▶ GIVEN EXERCISE
All of the data needs to be repeated exactly.
::::
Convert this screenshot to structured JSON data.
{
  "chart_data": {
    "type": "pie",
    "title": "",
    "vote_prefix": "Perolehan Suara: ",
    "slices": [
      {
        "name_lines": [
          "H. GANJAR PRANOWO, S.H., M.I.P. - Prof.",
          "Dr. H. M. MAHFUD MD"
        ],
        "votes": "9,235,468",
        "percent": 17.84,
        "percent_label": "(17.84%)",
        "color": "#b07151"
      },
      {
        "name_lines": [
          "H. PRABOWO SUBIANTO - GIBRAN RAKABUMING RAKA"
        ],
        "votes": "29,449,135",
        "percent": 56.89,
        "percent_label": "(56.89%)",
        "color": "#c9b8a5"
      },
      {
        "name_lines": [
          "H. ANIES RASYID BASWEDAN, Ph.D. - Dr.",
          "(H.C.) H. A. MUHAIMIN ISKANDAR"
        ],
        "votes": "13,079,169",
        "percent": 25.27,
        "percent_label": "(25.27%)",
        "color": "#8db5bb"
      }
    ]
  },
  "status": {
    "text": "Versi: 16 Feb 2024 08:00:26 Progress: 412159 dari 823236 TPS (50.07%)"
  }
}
::::
▶ EXERCISE SOLUTION
Convert this screenshot to structured JSON data.
{
  "chart_data": {
    "type": "pie",
    "title": "",
    "vote_prefix": "Perolehan Suara: ",
    "slices": [
      {
        "name_lines": [
          "H. GANJAR PRANOWO, S.H., M.I.P. - Prof.",
          "Dr. H. M. MAHFUD MD"
        ],
        "votes": "9,235,468",
        "percent": 17.84,
        "percent_label": "(17.84%)",
        "color": "#b07151"
      },
      {
        "name_lines": [
          "H. PRABOWO SUBIANTO - GIBRAN RAKABUMING RAKA"
        ],
        "votes": "29,449,135",
        "percent": 56.89,
        "percent_label": "(56.89%)",
        "color": "#c9b8a5"
      },
      {
        "name_lines": [
          "H. ANIES RASYID BASWEDAN, Ph.D. - Dr.",
          "(H.C.) H. A. MUHAIMIN ISKANDAR"
        ],
        "votes": "13,079,169",
        "percent": 25.27,
        "percent_label": "(25.27%)",
        "color": "#8db5bb"
      }
    ]
  },
  "status": {
    "text": "Versi: 16 Feb 2024 08:00:26 Progress: 412159 dari 823236 TPS (50.07%)"
  }
}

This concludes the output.